Work instructions
Review the material line by line. Identify and copy every line that contains the string "Liver".

(Records from a data source)
Begin
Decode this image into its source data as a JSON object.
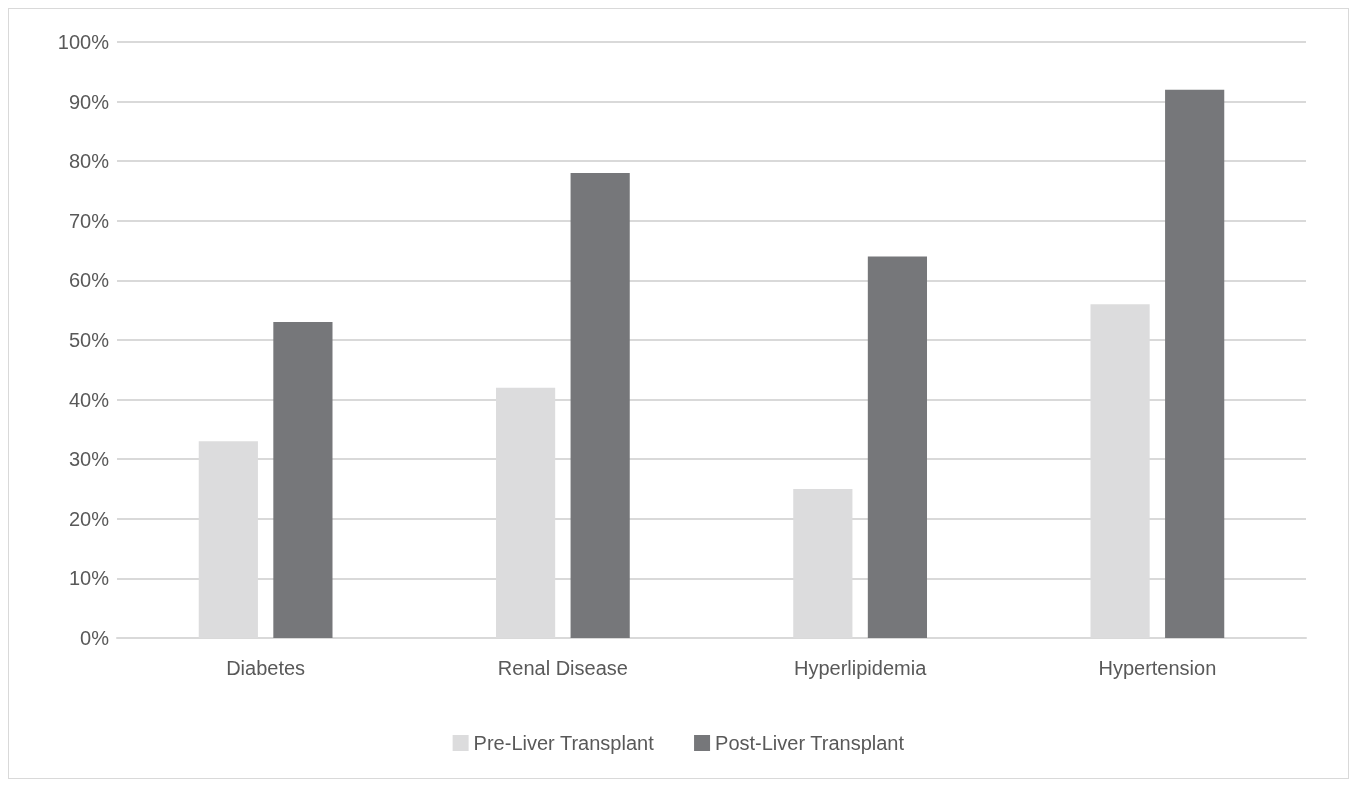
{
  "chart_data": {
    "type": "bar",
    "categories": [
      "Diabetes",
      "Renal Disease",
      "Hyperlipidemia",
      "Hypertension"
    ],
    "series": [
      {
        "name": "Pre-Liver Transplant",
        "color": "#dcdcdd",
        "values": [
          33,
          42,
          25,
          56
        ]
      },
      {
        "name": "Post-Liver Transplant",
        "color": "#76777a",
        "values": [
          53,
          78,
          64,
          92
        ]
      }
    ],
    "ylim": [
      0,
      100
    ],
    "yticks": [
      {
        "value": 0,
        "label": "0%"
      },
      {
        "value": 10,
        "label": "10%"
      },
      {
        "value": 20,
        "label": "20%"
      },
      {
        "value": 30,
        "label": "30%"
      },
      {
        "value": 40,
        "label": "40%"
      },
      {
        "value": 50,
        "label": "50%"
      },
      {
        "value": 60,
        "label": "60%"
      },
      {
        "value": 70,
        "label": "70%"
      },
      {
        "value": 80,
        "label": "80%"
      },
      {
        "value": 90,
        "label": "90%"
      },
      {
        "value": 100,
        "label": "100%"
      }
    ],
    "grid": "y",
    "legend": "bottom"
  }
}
End
Begin
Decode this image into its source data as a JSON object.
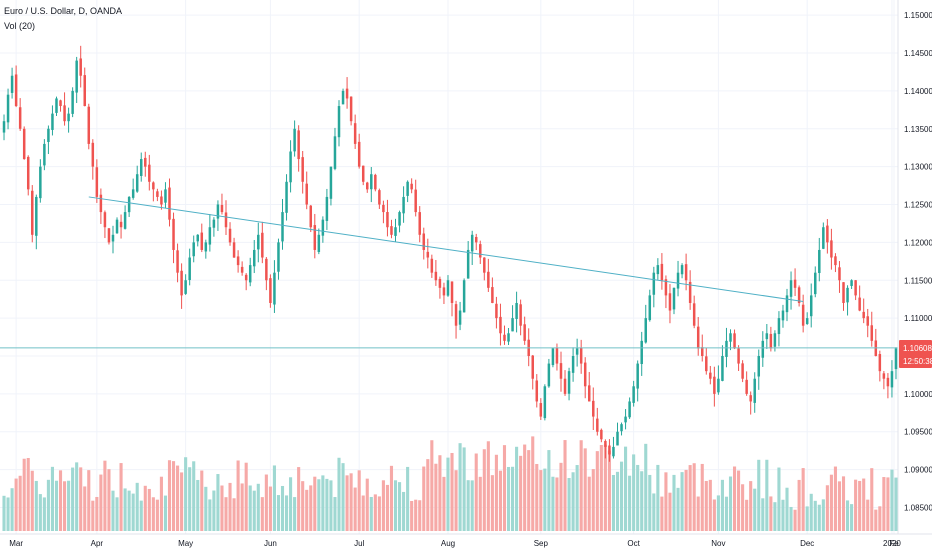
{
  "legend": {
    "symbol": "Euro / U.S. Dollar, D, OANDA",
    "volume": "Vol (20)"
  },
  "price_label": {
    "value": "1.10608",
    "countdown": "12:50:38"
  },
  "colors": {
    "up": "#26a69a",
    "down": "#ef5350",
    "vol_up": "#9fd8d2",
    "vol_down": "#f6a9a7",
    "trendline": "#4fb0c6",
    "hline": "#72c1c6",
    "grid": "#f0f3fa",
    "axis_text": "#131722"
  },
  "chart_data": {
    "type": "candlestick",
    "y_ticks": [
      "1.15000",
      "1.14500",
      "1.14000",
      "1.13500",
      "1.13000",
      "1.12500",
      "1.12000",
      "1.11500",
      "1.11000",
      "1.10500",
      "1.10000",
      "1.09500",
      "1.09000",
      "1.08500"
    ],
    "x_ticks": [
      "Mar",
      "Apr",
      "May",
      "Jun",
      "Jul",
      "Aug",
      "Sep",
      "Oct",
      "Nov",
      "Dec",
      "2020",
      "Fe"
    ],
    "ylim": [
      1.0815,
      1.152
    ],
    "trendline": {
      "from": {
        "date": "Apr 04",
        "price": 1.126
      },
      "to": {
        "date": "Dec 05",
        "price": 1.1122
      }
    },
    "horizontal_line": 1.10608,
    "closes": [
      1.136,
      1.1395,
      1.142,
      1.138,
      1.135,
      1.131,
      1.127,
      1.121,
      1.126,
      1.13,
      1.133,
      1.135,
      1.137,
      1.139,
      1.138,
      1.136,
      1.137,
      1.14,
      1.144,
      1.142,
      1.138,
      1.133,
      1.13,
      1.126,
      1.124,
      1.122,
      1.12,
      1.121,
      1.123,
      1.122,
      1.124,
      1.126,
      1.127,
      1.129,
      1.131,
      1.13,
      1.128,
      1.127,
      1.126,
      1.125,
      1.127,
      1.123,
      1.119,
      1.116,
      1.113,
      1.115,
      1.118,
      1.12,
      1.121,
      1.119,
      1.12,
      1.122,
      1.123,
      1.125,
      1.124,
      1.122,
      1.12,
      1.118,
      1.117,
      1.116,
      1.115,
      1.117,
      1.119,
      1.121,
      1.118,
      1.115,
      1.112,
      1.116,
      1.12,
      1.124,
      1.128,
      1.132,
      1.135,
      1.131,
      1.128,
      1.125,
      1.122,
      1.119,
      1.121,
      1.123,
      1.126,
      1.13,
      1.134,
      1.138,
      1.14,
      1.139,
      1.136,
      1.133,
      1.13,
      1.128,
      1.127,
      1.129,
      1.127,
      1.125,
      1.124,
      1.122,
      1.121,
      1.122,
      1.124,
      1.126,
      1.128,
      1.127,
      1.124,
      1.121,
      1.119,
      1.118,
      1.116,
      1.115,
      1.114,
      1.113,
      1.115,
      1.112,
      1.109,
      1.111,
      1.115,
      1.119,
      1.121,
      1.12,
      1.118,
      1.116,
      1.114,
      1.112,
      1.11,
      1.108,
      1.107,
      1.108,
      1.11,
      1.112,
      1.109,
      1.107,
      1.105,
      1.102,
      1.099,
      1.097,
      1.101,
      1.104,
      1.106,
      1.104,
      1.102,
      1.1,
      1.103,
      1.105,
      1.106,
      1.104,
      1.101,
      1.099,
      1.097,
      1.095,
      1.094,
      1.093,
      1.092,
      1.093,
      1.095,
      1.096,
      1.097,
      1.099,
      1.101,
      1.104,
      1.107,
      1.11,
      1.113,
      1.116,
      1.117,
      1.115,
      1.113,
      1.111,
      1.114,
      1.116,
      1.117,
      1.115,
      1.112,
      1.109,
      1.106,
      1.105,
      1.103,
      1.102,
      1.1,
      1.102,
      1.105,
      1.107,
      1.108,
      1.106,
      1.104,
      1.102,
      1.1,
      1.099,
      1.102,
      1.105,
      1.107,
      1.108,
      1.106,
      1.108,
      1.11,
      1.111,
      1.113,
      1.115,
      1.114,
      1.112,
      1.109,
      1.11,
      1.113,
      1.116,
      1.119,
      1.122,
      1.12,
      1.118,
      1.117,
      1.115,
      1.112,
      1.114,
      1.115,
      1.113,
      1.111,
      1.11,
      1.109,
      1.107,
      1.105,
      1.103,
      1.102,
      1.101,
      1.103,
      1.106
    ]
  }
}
End
Result below
        "name": "Pre-Liver Transplant",
        "name": "Post-Liver Transplant",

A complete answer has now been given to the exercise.